Given request
Your task is to output the listing word for word, with pictures excluded.

Data records
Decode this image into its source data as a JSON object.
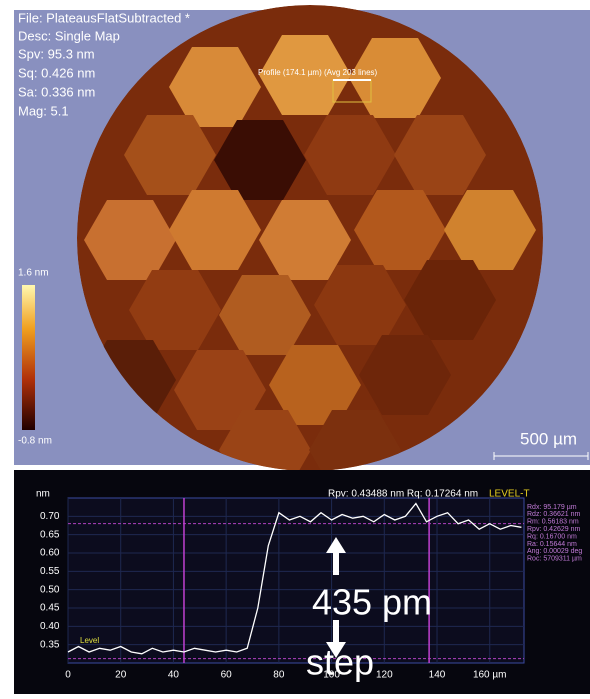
{
  "header": {
    "file": "File: PlateausFlatSubtracted *",
    "desc": "Desc: Single Map",
    "spv": "Spv: 95.3 nm",
    "sq": "Sq: 0.426 nm",
    "sa": "Sa: 0.336 nm",
    "mag": "Mag: 5.1"
  },
  "map": {
    "profile_label": "Profile (174.1 µm) (Avg 203 lines)",
    "colorbar_max": "1.6 nm",
    "colorbar_min": "-0.8 nm",
    "scale_bar": "500 µm"
  },
  "chart_data": {
    "type": "line",
    "y_unit": "nm",
    "header_stats": "Rpv: 0.43488 nm  Rq: 0.17264 nm",
    "mode": "LEVEL-T",
    "level_label": "Level",
    "annotation": "435 pm",
    "annotation_2": "step",
    "x": [
      0,
      4,
      8,
      12,
      16,
      20,
      24,
      28,
      32,
      36,
      40,
      44,
      48,
      52,
      56,
      60,
      64,
      68,
      72,
      76,
      80,
      84,
      88,
      92,
      96,
      100,
      104,
      108,
      112,
      116,
      120,
      124,
      128,
      132,
      136,
      140,
      144,
      148,
      152,
      156,
      160,
      164,
      168,
      172
    ],
    "series": [
      {
        "color": "#ffffff",
        "values": [
          0.33,
          0.345,
          0.33,
          0.34,
          0.335,
          0.345,
          0.33,
          0.325,
          0.34,
          0.33,
          0.335,
          0.33,
          0.34,
          0.335,
          0.33,
          0.335,
          0.33,
          0.34,
          0.45,
          0.62,
          0.71,
          0.69,
          0.7,
          0.685,
          0.71,
          0.69,
          0.705,
          0.695,
          0.7,
          0.685,
          0.705,
          0.69,
          0.7,
          0.735,
          0.685,
          0.7,
          0.71,
          0.68,
          0.69,
          0.665,
          0.68,
          0.665,
          0.675,
          0.67
        ]
      }
    ],
    "cursors_x": [
      44,
      137
    ],
    "level_lines": [
      0.68,
      0.312
    ],
    "xlim": [
      0,
      173
    ],
    "ylim": [
      0.3,
      0.75
    ],
    "xticks": [
      0,
      20,
      40,
      60,
      80,
      100,
      120,
      140,
      {
        "value": 160,
        "label": "160 µm"
      }
    ],
    "yticks": [
      0.35,
      {
        "value": 0.4,
        "label": "0.40"
      },
      0.45,
      {
        "value": 0.5,
        "label": "0.50"
      },
      0.55,
      {
        "value": 0.6,
        "label": "0.60"
      },
      0.65,
      {
        "value": 0.7,
        "label": "0.70"
      }
    ],
    "stats": [
      "Rdx: 95.179 µm",
      "Rdz: 0.36621 nm",
      "Rm: 0.56183 nm",
      "Rpv: 0.42629 nm",
      "Rq: 0.16700 nm",
      "Ra: 0.15644 nm",
      "Ang: 0.00029 deg",
      "Roc: 5709311 µm"
    ]
  }
}
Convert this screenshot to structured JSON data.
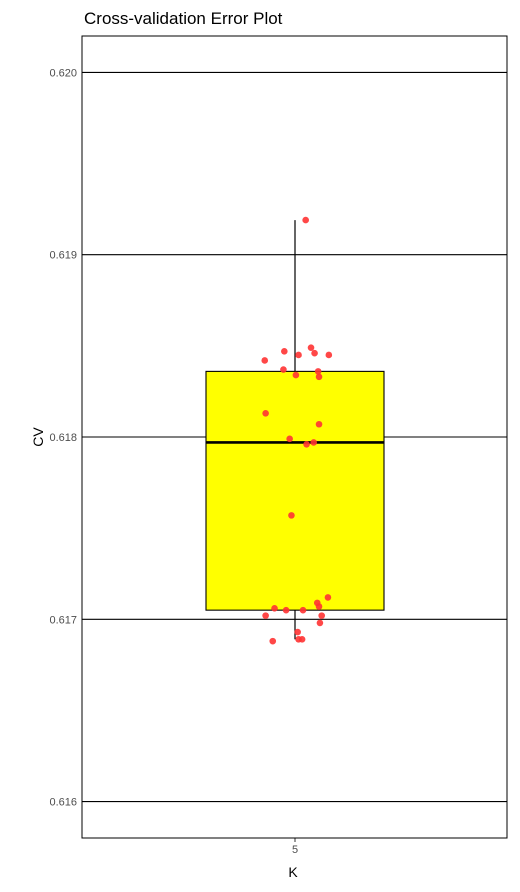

Task solution
Decode this image into its source data as a JSON object.
{
  "header": {
    "file": "File: PlateausFlatSubtracted *",
    "desc": "Desc: Single Map",
    "spv": "Spv: 95.3 nm",
    "sq": "Sq: 0.426 nm",
    "sa": "Sa: 0.336 nm",
    "mag": "Mag: 5.1"
  },
  "map": {
    "profile_label": "Profile (174.1 µm) (Avg 203 lines)",
    "colorbar_max": "1.6 nm",
    "colorbar_min": "-0.8 nm",
    "scale_bar": "500 µm"
  },
  "chart_data": {
    "type": "line",
    "y_unit": "nm",
    "header_stats": "Rpv: 0.43488 nm  Rq: 0.17264 nm",
    "mode": "LEVEL-T",
    "level_label": "Level",
    "annotation": "435 pm",
    "annotation_2": "step",
    "x": [
      0,
      4,
      8,
      12,
      16,
      20,
      24,
      28,
      32,
      36,
      40,
      44,
      48,
      52,
      56,
      60,
      64,
      68,
      72,
      76,
      80,
      84,
      88,
      92,
      96,
      100,
      104,
      108,
      112,
      116,
      120,
      124,
      128,
      132,
      136,
      140,
      144,
      148,
      152,
      156,
      160,
      164,
      168,
      172
    ],
    "series": [
      {
        "color": "#ffffff",
        "values": [
          0.33,
          0.345,
          0.33,
          0.34,
          0.335,
          0.345,
          0.33,
          0.325,
          0.34,
          0.33,
          0.335,
          0.33,
          0.34,
          0.335,
          0.33,
          0.335,
          0.33,
          0.34,
          0.45,
          0.62,
          0.71,
          0.69,
          0.7,
          0.685,
          0.71,
          0.69,
          0.705,
          0.695,
          0.7,
          0.685,
          0.705,
          0.69,
          0.7,
          0.735,
          0.685,
          0.7,
          0.71,
          0.68,
          0.69,
          0.665,
          0.68,
          0.665,
          0.675,
          0.67
        ]
      }
    ],
    "cursors_x": [
      44,
      137
    ],
    "level_lines": [
      0.68,
      0.312
    ],
    "xlim": [
      0,
      173
    ],
    "ylim": [
      0.3,
      0.75
    ],
    "xticks": [
      0,
      20,
      40,
      60,
      80,
      100,
      120,
      140,
      {
        "value": 160,
        "label": "160 µm"
      }
    ],
    "yticks": [
      0.35,
      {
        "value": 0.4,
        "label": "0.40"
      },
      0.45,
      {
        "value": 0.5,
        "label": "0.50"
      },
      0.55,
      {
        "value": 0.6,
        "label": "0.60"
      },
      0.65,
      {
        "value": 0.7,
        "label": "0.70"
      }
    ],
    "stats": [
      "Rdx: 95.179 µm",
      "Rdz: 0.36621 nm",
      "Rm: 0.56183 nm",
      "Rpv: 0.42629 nm",
      "Rq: 0.16700 nm",
      "Ra: 0.15644 nm",
      "Ang: 0.00029 deg",
      "Roc: 5709311 µm"
    ]
  }
}
Convert this screenshot to structured JSON data.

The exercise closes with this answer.